The problem => Reproduce the entries below in full, word for word.
============================================================
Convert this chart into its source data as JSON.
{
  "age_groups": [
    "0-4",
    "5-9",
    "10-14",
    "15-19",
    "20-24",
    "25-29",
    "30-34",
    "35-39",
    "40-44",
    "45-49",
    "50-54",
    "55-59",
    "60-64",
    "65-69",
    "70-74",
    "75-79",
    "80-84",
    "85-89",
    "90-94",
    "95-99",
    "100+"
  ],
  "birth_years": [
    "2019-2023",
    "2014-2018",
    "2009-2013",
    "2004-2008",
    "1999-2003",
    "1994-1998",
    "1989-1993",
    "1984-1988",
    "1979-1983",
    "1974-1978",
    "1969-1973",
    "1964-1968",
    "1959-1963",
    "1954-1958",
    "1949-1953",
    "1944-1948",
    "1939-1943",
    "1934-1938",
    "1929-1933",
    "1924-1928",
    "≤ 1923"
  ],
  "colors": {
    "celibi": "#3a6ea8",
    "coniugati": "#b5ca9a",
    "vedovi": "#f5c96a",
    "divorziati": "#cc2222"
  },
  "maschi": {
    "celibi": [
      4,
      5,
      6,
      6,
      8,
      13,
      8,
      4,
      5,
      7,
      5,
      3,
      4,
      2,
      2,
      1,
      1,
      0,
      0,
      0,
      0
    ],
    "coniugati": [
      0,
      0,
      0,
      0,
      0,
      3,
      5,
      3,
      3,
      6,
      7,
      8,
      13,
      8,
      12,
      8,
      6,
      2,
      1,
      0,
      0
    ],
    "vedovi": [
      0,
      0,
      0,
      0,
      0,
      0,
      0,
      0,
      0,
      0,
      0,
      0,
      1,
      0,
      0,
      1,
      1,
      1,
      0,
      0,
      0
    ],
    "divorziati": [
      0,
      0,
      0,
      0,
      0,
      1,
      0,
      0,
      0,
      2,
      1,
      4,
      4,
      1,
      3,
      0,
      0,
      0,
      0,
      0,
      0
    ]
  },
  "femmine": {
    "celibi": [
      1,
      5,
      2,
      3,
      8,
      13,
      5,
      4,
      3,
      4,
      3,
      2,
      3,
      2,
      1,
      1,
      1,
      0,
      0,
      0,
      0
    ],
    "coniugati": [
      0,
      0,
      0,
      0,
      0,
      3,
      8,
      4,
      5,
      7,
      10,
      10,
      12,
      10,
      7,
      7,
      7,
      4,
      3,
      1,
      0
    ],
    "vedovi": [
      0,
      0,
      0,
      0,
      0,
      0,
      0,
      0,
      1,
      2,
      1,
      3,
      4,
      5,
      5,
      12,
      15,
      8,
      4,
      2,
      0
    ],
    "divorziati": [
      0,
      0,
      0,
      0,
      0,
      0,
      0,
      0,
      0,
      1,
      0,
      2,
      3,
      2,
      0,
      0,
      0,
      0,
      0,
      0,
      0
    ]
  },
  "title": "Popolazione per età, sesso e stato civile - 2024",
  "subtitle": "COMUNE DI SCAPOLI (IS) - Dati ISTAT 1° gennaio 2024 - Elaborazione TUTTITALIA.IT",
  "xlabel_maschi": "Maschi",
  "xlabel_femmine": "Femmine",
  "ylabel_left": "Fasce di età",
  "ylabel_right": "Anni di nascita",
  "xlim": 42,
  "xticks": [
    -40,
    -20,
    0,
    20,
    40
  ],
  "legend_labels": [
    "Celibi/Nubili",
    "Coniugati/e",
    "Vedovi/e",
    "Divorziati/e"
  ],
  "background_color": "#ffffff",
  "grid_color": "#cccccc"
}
============================================================
Complete output =>
Convert this chart into its source data as JSON.
{
  "age_groups": [
    "0-4",
    "5-9",
    "10-14",
    "15-19",
    "20-24",
    "25-29",
    "30-34",
    "35-39",
    "40-44",
    "45-49",
    "50-54",
    "55-59",
    "60-64",
    "65-69",
    "70-74",
    "75-79",
    "80-84",
    "85-89",
    "90-94",
    "95-99",
    "100+"
  ],
  "birth_years": [
    "2019-2023",
    "2014-2018",
    "2009-2013",
    "2004-2008",
    "1999-2003",
    "1994-1998",
    "1989-1993",
    "1984-1988",
    "1979-1983",
    "1974-1978",
    "1969-1973",
    "1964-1968",
    "1959-1963",
    "1954-1958",
    "1949-1953",
    "1944-1948",
    "1939-1943",
    "1934-1938",
    "1929-1933",
    "1924-1928",
    "≤ 1923"
  ],
  "colors": {
    "celibi": "#3a6ea8",
    "coniugati": "#b5ca9a",
    "vedovi": "#f5c96a",
    "divorziati": "#cc2222"
  },
  "maschi": {
    "celibi": [
      4,
      5,
      6,
      6,
      8,
      13,
      8,
      4,
      5,
      7,
      5,
      3,
      4,
      2,
      2,
      1,
      1,
      0,
      0,
      0,
      0
    ],
    "coniugati": [
      0,
      0,
      0,
      0,
      0,
      3,
      5,
      3,
      3,
      6,
      7,
      8,
      13,
      8,
      12,
      8,
      6,
      2,
      1,
      0,
      0
    ],
    "vedovi": [
      0,
      0,
      0,
      0,
      0,
      0,
      0,
      0,
      0,
      0,
      0,
      0,
      1,
      0,
      0,
      1,
      1,
      1,
      0,
      0,
      0
    ],
    "divorziati": [
      0,
      0,
      0,
      0,
      0,
      1,
      0,
      0,
      0,
      2,
      1,
      4,
      4,
      1,
      3,
      0,
      0,
      0,
      0,
      0,
      0
    ]
  },
  "femmine": {
    "celibi": [
      1,
      5,
      2,
      3,
      8,
      13,
      5,
      4,
      3,
      4,
      3,
      2,
      3,
      2,
      1,
      1,
      1,
      0,
      0,
      0,
      0
    ],
    "coniugati": [
      0,
      0,
      0,
      0,
      0,
      3,
      8,
      4,
      5,
      7,
      10,
      10,
      12,
      10,
      7,
      7,
      7,
      4,
      3,
      1,
      0
    ],
    "vedovi": [
      0,
      0,
      0,
      0,
      0,
      0,
      0,
      0,
      1,
      2,
      1,
      3,
      4,
      5,
      5,
      12,
      15,
      8,
      4,
      2,
      0
    ],
    "divorziati": [
      0,
      0,
      0,
      0,
      0,
      0,
      0,
      0,
      0,
      1,
      0,
      2,
      3,
      2,
      0,
      0,
      0,
      0,
      0,
      0,
      0
    ]
  },
  "title": "Popolazione per età, sesso e stato civile - 2024",
  "subtitle": "COMUNE DI SCAPOLI (IS) - Dati ISTAT 1° gennaio 2024 - Elaborazione TUTTITALIA.IT",
  "xlabel_maschi": "Maschi",
  "xlabel_femmine": "Femmine",
  "ylabel_left": "Fasce di età",
  "ylabel_right": "Anni di nascita",
  "xlim": 42,
  "xticks": [
    -40,
    -20,
    0,
    20,
    40
  ],
  "legend_labels": [
    "Celibi/Nubili",
    "Coniugati/e",
    "Vedovi/e",
    "Divorziati/e"
  ],
  "background_color": "#ffffff",
  "grid_color": "#cccccc"
}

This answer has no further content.